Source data
..............................

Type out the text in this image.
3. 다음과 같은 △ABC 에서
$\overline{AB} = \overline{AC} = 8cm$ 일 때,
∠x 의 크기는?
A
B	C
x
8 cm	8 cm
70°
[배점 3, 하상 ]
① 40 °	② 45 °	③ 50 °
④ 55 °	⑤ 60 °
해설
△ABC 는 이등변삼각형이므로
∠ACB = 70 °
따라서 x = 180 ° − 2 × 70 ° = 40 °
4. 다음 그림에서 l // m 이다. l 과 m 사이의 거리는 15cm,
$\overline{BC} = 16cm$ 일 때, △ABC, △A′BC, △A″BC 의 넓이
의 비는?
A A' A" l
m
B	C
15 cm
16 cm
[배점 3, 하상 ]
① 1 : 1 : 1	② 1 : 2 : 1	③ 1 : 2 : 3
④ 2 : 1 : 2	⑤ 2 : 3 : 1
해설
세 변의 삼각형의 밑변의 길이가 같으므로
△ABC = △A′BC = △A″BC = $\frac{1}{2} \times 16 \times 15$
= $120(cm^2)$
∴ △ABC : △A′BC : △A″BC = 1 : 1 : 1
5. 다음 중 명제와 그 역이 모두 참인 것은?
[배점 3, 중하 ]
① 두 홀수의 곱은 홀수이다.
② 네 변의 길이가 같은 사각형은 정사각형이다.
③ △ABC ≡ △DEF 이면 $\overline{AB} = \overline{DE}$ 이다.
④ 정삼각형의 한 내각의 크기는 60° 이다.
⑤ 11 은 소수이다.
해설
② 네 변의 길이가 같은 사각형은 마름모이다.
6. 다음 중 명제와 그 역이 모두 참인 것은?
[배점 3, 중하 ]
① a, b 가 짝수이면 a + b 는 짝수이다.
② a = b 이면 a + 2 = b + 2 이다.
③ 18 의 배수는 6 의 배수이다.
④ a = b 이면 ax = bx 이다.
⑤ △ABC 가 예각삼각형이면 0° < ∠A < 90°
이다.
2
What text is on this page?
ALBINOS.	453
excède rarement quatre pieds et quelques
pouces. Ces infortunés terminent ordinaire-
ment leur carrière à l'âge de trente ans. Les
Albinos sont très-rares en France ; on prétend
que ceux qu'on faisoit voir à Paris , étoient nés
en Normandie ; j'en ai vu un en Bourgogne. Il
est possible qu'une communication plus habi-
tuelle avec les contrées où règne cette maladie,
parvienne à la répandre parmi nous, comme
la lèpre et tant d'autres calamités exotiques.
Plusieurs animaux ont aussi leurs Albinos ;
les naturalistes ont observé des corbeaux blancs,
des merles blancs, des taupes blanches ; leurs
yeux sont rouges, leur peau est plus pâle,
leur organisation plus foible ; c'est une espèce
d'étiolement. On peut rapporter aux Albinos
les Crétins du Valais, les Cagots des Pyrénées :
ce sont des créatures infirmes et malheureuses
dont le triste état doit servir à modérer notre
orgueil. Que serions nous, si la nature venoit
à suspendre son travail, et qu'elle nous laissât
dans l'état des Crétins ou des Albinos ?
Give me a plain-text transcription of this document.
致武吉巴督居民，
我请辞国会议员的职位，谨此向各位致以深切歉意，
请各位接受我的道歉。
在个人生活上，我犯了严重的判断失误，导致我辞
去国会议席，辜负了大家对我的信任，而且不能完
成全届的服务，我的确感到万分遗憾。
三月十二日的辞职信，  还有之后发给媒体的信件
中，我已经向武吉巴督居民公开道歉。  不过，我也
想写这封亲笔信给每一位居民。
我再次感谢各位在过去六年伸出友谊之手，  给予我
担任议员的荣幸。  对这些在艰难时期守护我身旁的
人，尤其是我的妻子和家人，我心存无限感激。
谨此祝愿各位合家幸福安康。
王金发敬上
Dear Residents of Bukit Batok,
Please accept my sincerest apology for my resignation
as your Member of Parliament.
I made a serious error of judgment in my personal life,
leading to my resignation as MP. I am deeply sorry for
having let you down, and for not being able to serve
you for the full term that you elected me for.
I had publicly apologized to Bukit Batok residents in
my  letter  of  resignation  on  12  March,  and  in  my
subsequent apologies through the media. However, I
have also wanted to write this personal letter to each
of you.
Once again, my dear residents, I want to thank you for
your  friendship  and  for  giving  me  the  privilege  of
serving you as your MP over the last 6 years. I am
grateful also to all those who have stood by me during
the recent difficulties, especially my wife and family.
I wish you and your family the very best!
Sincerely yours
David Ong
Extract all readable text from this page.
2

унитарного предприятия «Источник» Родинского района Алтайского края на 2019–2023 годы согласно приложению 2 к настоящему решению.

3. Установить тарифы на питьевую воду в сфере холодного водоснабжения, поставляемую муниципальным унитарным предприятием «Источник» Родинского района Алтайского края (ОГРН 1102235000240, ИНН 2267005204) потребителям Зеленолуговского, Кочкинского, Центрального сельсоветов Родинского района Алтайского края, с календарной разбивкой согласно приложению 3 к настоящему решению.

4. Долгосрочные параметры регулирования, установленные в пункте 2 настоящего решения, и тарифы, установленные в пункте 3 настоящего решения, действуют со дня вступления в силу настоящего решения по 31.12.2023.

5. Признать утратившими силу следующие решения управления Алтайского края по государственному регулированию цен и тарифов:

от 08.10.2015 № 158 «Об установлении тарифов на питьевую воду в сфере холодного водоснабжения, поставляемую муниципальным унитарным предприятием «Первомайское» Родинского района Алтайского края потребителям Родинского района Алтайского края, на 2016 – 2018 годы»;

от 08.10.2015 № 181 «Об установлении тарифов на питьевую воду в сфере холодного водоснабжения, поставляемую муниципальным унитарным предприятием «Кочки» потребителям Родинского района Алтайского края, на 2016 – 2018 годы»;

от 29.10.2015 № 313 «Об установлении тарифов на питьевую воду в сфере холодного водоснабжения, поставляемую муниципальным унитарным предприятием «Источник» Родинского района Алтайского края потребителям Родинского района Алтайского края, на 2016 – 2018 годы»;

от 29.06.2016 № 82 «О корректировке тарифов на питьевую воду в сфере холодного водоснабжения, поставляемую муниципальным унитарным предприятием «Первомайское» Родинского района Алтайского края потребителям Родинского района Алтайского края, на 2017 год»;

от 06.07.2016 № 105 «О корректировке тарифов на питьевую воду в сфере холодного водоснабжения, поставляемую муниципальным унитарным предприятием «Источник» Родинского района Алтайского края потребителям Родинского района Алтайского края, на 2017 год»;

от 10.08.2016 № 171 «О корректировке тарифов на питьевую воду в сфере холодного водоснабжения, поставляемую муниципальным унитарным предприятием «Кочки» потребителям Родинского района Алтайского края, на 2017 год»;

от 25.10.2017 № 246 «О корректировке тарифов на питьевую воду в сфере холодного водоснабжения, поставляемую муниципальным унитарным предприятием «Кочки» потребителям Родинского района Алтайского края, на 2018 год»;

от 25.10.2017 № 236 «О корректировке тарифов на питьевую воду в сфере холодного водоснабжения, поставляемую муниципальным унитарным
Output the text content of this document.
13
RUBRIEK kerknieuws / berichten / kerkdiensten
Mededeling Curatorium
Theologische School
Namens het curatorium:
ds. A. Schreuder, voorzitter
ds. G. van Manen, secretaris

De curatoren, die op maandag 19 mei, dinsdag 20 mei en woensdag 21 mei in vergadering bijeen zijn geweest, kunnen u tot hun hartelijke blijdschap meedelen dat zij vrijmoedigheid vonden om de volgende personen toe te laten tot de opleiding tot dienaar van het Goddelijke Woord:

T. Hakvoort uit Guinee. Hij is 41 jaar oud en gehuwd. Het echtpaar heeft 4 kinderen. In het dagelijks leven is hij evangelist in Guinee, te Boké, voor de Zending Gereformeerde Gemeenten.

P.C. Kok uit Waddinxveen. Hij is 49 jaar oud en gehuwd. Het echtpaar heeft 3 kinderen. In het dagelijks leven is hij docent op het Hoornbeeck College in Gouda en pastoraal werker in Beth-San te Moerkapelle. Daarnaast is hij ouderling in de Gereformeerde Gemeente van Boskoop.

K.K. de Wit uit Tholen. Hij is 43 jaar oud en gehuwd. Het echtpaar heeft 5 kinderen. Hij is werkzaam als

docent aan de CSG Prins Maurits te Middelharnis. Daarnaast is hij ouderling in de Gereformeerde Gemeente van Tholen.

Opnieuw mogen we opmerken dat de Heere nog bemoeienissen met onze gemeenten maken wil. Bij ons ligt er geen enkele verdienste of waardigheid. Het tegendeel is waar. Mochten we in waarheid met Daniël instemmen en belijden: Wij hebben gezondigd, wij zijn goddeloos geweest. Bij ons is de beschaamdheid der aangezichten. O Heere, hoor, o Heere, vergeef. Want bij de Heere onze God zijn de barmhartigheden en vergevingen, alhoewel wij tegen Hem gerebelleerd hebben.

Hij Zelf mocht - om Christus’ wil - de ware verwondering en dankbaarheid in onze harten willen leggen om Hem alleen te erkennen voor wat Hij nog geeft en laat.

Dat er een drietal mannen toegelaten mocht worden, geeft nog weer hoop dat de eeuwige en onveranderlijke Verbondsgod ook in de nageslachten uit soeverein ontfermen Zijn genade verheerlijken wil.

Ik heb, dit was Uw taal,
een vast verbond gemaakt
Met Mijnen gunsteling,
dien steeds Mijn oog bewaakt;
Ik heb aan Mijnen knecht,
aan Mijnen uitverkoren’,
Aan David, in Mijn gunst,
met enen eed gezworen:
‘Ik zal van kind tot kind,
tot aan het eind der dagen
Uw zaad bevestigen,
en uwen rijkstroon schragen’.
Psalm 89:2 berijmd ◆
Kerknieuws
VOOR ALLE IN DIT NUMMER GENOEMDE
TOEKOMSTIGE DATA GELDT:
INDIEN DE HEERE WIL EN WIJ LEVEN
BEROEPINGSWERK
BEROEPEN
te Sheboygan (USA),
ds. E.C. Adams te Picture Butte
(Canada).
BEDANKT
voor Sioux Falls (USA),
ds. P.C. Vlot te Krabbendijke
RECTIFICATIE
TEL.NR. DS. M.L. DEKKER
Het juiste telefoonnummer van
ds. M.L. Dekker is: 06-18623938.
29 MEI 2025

..............................

Problem details
How many of the lines in the listing above hold the word "согласно"? Report only that figure.

Solution below
2